# START OF Material supplied
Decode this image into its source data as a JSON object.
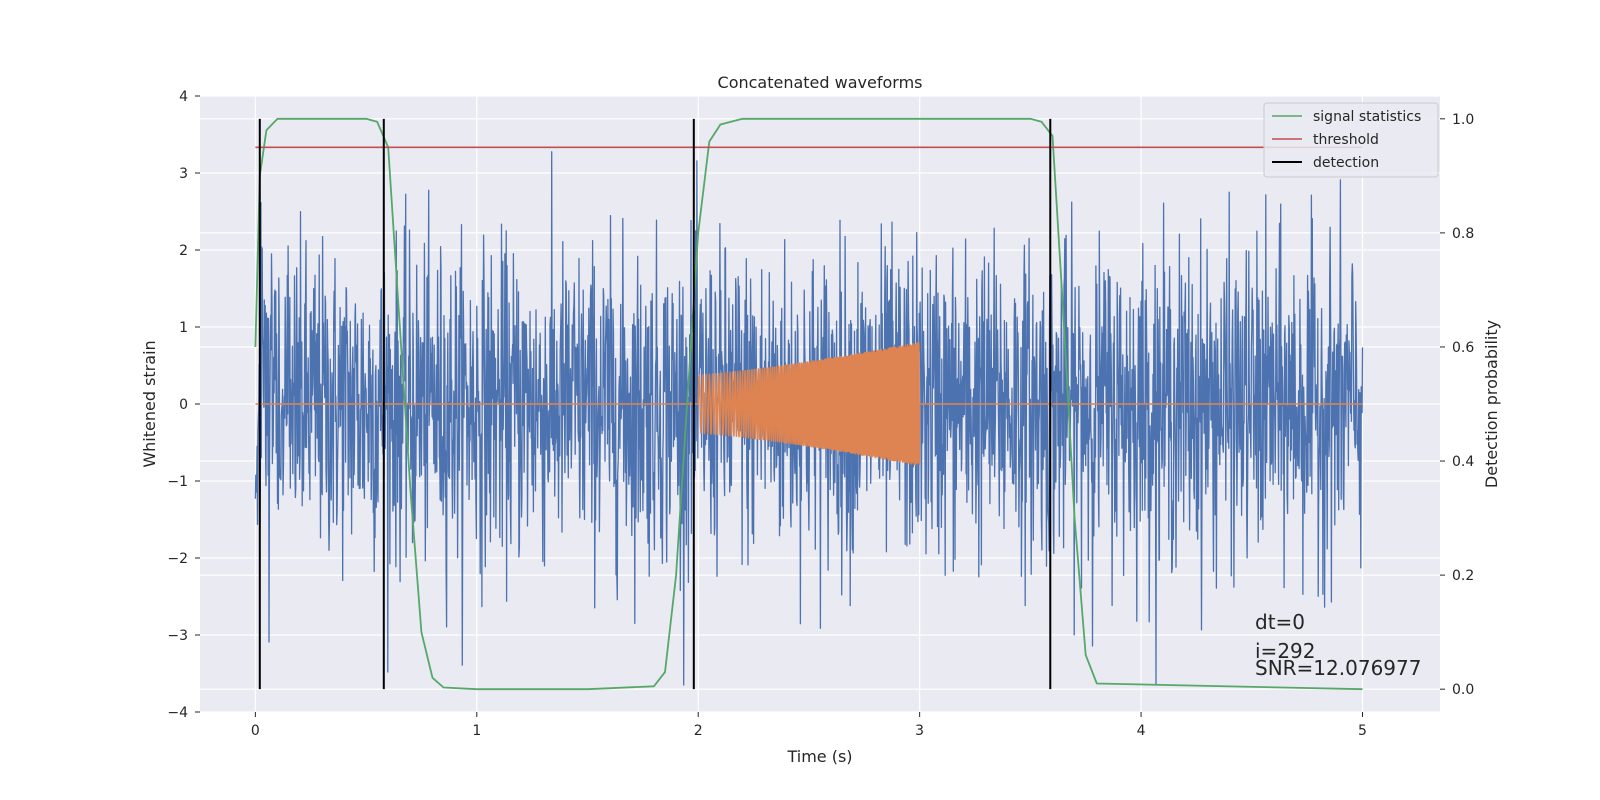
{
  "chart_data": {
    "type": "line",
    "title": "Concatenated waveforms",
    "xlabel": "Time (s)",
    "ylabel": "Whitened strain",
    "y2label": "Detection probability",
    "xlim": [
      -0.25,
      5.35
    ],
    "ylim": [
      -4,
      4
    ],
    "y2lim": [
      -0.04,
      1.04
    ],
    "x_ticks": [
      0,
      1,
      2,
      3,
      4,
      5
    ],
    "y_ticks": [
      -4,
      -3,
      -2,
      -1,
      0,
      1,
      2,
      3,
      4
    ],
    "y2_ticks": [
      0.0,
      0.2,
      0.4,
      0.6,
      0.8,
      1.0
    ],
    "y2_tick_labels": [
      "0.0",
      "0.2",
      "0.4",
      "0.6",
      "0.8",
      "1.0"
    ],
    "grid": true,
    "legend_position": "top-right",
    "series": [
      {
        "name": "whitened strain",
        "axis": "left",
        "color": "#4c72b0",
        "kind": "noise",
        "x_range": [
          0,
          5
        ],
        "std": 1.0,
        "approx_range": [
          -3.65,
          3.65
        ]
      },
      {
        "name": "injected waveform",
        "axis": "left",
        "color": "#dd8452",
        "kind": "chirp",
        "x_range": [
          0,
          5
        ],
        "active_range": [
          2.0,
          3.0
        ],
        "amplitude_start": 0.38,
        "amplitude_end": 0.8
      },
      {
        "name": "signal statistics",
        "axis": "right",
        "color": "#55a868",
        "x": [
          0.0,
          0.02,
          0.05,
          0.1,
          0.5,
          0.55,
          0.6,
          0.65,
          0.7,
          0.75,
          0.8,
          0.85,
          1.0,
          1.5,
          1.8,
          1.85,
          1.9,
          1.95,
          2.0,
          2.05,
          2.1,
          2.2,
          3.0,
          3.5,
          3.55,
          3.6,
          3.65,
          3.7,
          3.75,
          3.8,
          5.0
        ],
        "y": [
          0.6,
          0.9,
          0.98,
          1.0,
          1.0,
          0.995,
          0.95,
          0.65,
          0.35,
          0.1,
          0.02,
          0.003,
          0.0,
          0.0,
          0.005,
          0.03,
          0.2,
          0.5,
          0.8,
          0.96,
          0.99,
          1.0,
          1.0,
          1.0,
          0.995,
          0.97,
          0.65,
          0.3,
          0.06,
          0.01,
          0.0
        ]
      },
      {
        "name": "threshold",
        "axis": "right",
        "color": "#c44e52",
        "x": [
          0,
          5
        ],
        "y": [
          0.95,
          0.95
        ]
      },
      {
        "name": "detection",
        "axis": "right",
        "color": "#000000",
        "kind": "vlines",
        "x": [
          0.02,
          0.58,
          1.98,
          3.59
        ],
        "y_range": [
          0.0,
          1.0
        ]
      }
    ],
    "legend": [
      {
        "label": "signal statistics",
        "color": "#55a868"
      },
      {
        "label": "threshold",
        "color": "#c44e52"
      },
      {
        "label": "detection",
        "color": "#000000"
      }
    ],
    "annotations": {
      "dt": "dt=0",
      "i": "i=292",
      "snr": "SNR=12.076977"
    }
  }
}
# END OF Material supplied
# START OF Material supplied
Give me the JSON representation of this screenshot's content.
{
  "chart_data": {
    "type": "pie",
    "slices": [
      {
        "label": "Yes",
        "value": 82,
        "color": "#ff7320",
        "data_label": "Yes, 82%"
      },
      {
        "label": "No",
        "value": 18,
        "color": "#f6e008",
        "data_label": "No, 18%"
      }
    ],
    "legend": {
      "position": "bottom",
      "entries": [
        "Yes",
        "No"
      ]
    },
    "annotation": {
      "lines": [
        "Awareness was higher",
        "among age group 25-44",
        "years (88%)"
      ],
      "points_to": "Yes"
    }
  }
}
# END OF Material supplied
# START OF Material supplied
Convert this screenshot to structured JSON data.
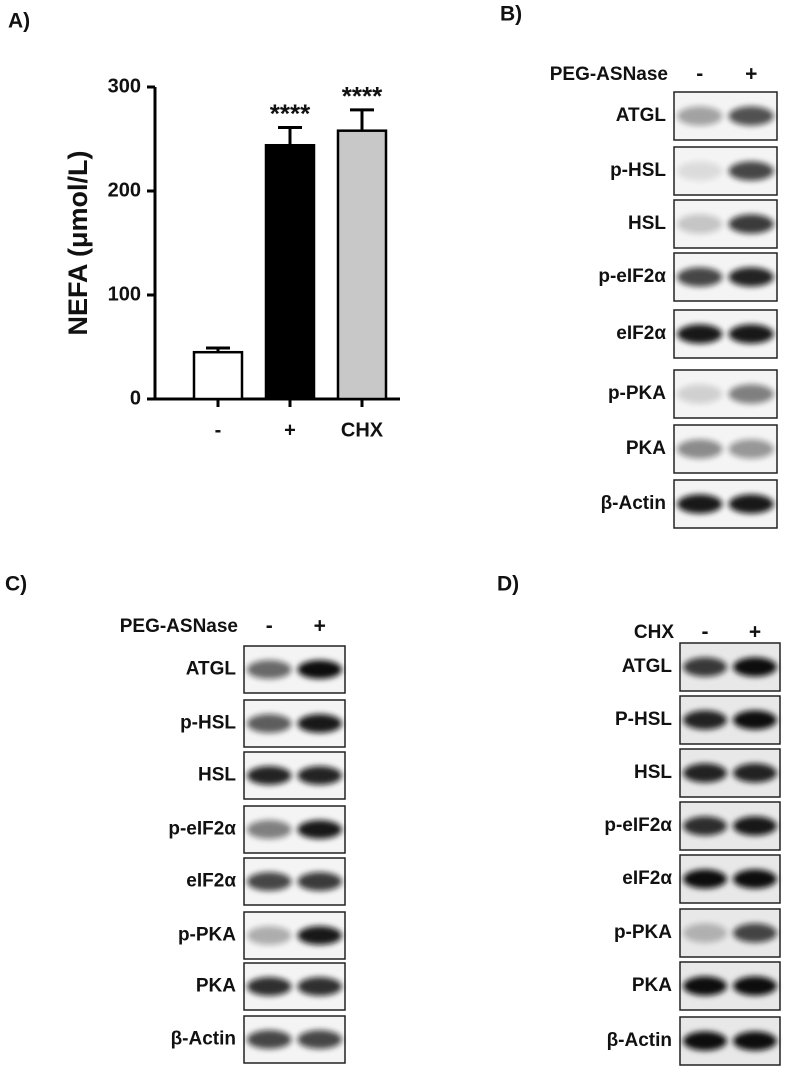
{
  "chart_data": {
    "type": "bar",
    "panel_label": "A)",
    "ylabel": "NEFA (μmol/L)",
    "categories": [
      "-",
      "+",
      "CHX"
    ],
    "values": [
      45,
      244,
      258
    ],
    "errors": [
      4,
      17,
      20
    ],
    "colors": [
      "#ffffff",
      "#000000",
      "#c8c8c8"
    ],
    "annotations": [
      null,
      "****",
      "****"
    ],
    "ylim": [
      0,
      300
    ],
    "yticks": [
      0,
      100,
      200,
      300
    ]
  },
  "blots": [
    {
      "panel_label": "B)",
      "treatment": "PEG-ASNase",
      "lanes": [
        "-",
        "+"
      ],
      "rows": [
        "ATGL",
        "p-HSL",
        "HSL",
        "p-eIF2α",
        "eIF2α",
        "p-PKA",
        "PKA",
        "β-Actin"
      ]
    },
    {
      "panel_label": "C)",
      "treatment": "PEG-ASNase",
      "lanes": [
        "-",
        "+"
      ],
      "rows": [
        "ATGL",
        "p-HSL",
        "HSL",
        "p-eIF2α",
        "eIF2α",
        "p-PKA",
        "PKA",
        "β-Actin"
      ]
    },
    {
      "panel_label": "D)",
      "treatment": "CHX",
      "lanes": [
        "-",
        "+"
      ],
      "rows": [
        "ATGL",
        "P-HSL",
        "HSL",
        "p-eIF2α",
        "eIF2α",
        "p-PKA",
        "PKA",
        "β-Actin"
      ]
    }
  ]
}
# END OF Material supplied
Written task :: State the number of lines that contain the string "name", with no other words.

Full answer :: 5